▶ Prompt
From the records below, give the number of lines that contain the string "organizace", without any other text.

* * * *

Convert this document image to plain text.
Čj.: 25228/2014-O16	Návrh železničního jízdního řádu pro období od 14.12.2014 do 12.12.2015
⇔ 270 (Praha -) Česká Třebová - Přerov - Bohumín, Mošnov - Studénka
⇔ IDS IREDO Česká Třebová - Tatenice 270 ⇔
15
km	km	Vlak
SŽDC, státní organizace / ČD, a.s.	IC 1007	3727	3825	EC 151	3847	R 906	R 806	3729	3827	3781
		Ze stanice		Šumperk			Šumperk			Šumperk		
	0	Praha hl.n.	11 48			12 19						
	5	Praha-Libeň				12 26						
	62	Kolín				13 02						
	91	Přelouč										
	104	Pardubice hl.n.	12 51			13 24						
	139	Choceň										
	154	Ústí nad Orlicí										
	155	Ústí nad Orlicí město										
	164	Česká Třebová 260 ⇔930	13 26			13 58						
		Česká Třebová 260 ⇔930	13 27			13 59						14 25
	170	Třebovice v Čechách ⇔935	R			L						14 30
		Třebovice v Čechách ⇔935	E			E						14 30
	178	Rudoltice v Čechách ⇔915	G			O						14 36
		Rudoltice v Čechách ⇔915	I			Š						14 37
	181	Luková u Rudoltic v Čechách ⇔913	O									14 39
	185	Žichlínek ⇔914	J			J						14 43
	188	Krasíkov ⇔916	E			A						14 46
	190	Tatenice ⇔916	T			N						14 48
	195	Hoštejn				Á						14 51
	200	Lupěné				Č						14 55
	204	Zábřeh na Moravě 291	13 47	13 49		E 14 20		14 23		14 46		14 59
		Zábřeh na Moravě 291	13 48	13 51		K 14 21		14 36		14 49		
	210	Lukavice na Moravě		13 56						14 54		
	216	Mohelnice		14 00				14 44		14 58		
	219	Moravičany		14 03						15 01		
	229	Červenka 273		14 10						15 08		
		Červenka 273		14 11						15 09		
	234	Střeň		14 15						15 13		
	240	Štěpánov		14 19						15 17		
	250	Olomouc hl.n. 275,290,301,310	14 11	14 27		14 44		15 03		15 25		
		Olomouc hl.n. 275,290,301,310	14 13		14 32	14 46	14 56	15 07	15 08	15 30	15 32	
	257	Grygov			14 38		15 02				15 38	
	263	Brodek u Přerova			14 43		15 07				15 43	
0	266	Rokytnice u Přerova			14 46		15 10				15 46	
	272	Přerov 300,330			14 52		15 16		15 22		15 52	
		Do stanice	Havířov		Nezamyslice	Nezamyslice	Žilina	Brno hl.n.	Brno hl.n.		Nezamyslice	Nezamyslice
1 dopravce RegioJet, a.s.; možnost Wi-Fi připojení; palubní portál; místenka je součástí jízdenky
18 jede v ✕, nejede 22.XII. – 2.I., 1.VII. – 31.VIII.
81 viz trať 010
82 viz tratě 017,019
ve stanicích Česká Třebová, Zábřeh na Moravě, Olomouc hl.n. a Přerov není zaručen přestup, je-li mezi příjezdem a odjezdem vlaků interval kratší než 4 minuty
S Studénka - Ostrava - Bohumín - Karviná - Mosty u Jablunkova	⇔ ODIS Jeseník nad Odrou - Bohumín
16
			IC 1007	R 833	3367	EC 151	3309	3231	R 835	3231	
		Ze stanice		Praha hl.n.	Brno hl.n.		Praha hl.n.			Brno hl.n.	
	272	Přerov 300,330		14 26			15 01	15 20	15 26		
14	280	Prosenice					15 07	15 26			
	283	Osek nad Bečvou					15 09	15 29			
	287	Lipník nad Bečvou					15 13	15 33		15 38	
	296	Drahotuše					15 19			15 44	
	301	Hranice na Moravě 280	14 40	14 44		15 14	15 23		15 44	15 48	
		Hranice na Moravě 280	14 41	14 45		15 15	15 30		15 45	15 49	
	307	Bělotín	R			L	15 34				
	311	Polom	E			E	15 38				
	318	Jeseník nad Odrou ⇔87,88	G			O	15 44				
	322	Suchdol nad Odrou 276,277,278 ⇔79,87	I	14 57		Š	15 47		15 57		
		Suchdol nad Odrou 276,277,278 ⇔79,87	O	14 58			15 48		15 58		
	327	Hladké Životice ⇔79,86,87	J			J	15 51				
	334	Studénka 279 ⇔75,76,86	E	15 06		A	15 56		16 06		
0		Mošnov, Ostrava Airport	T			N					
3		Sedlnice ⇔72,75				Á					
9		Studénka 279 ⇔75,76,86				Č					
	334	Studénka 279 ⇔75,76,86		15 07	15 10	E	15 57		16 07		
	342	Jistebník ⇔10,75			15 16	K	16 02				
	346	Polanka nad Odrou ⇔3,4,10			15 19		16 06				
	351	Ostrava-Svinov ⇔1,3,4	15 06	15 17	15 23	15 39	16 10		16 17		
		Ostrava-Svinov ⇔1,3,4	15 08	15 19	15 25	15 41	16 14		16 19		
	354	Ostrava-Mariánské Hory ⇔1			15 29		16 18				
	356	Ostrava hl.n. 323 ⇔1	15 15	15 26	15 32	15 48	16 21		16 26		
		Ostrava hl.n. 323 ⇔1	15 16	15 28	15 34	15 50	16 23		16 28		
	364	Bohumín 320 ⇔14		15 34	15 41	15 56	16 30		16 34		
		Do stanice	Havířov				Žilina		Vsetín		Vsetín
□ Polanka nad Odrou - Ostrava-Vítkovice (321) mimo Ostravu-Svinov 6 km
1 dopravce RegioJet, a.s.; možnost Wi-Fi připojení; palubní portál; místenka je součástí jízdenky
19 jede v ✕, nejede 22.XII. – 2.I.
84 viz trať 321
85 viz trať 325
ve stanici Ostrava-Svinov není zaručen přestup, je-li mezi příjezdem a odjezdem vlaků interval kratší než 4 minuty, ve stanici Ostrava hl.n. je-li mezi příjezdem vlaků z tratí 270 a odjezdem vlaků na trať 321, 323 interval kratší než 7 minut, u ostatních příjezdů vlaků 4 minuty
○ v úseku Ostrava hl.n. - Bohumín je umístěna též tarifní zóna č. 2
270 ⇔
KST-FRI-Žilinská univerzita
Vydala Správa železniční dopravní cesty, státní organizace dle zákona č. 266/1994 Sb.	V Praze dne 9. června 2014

* * * *

▶ Written solution
2